# [RECORD LIST]
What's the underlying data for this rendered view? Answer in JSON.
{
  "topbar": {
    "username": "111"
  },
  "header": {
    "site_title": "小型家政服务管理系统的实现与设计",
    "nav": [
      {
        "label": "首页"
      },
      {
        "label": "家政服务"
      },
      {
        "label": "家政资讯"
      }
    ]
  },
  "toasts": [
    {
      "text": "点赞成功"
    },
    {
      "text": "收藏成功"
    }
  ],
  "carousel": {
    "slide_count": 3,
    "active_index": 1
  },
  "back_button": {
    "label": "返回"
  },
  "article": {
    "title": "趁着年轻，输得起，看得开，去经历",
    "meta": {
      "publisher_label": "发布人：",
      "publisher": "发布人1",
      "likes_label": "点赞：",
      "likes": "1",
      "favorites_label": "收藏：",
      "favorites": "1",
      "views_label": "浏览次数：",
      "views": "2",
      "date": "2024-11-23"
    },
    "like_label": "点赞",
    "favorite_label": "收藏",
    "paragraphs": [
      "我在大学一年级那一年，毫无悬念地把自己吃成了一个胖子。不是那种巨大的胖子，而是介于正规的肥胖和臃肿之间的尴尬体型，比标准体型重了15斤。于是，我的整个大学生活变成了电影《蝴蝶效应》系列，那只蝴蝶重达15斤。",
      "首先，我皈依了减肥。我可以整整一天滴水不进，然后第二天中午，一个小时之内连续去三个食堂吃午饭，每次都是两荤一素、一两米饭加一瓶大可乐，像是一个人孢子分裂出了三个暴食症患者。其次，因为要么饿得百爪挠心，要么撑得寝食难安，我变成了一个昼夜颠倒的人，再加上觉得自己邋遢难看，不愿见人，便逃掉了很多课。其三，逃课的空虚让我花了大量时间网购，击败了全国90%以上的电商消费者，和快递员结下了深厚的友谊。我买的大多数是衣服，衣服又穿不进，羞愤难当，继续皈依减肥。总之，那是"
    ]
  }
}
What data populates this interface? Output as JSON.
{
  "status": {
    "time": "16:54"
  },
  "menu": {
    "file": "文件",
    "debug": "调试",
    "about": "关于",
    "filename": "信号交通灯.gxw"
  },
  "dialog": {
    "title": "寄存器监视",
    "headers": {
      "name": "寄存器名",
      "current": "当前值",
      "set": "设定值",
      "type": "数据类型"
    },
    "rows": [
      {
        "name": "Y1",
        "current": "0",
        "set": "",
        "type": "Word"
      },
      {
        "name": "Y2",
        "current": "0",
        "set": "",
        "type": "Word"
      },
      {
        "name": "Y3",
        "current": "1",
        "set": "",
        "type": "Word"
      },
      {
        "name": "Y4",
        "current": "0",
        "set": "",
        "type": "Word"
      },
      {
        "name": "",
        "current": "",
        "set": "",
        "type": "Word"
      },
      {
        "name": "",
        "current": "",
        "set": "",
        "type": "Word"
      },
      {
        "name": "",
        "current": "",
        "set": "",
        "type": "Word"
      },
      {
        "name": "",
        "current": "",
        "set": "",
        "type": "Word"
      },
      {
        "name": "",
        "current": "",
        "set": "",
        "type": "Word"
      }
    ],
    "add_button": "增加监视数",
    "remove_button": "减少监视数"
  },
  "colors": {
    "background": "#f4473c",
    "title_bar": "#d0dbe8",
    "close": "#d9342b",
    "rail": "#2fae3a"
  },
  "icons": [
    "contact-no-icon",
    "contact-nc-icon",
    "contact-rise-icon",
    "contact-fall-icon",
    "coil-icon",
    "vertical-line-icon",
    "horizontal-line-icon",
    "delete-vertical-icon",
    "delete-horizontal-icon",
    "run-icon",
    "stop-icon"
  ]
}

# [EXERCISE]
All of the data shown above must be copied exactly.

# [SOLUTION TO THE EXERCISE]
What's the underlying data for this rendered view? Answer in JSON.
{
  "topbar": {
    "username": "111"
  },
  "header": {
    "site_title": "小型家政服务管理系统的实现与设计",
    "nav": [
      {
        "label": "首页"
      },
      {
        "label": "家政服务"
      },
      {
        "label": "家政资讯"
      }
    ]
  },
  "toasts": [
    {
      "text": "点赞成功"
    },
    {
      "text": "收藏成功"
    }
  ],
  "carousel": {
    "slide_count": 3,
    "active_index": 1
  },
  "back_button": {
    "label": "返回"
  },
  "article": {
    "title": "趁着年轻，输得起，看得开，去经历",
    "meta": {
      "publisher_label": "发布人：",
      "publisher": "发布人1",
      "likes_label": "点赞：",
      "likes": "1",
      "favorites_label": "收藏：",
      "favorites": "1",
      "views_label": "浏览次数：",
      "views": "2",
      "date": "2024-11-23"
    },
    "like_label": "点赞",
    "favorite_label": "收藏",
    "paragraphs": [
      "我在大学一年级那一年，毫无悬念地把自己吃成了一个胖子。不是那种巨大的胖子，而是介于正规的肥胖和臃肿之间的尴尬体型，比标准体型重了15斤。于是，我的整个大学生活变成了电影《蝴蝶效应》系列，那只蝴蝶重达15斤。",
      "首先，我皈依了减肥。我可以整整一天滴水不进，然后第二天中午，一个小时之内连续去三个食堂吃午饭，每次都是两荤一素、一两米饭加一瓶大可乐，像是一个人孢子分裂出了三个暴食症患者。其次，因为要么饿得百爪挠心，要么撑得寝食难安，我变成了一个昼夜颠倒的人，再加上觉得自己邋遢难看，不愿见人，便逃掉了很多课。其三，逃课的空虚让我花了大量时间网购，击败了全国90%以上的电商消费者，和快递员结下了深厚的友谊。我买的大多数是衣服，衣服又穿不进，羞愤难当，继续皈依减肥。总之，那是"
    ]
  }
}
What data populates this interface? Output as JSON.
{
  "status": {
    "time": "16:54"
  },
  "menu": {
    "file": "文件",
    "debug": "调试",
    "about": "关于",
    "filename": "信号交通灯.gxw"
  },
  "dialog": {
    "title": "寄存器监视",
    "headers": {
      "name": "寄存器名",
      "current": "当前值",
      "set": "设定值",
      "type": "数据类型"
    },
    "rows": [
      {
        "name": "Y1",
        "current": "0",
        "set": "",
        "type": "Word"
      },
      {
        "name": "Y2",
        "current": "0",
        "set": "",
        "type": "Word"
      },
      {
        "name": "Y3",
        "current": "1",
        "set": "",
        "type": "Word"
      },
      {
        "name": "Y4",
        "current": "0",
        "set": "",
        "type": "Word"
      },
      {
        "name": "",
        "current": "",
        "set": "",
        "type": "Word"
      },
      {
        "name": "",
        "current": "",
        "set": "",
        "type": "Word"
      },
      {
        "name": "",
        "current": "",
        "set": "",
        "type": "Word"
      },
      {
        "name": "",
        "current": "",
        "set": "",
        "type": "Word"
      },
      {
        "name": "",
        "current": "",
        "set": "",
        "type": "Word"
      }
    ],
    "add_button": "增加监视数",
    "remove_button": "减少监视数"
  },
  "colors": {
    "background": "#f4473c",
    "title_bar": "#d0dbe8",
    "close": "#d9342b",
    "rail": "#2fae3a"
  },
  "icons": [
    "contact-no-icon",
    "contact-nc-icon",
    "contact-rise-icon",
    "contact-fall-icon",
    "coil-icon",
    "vertical-line-icon",
    "horizontal-line-icon",
    "delete-vertical-icon",
    "delete-horizontal-icon",
    "run-icon",
    "stop-icon"
  ]
}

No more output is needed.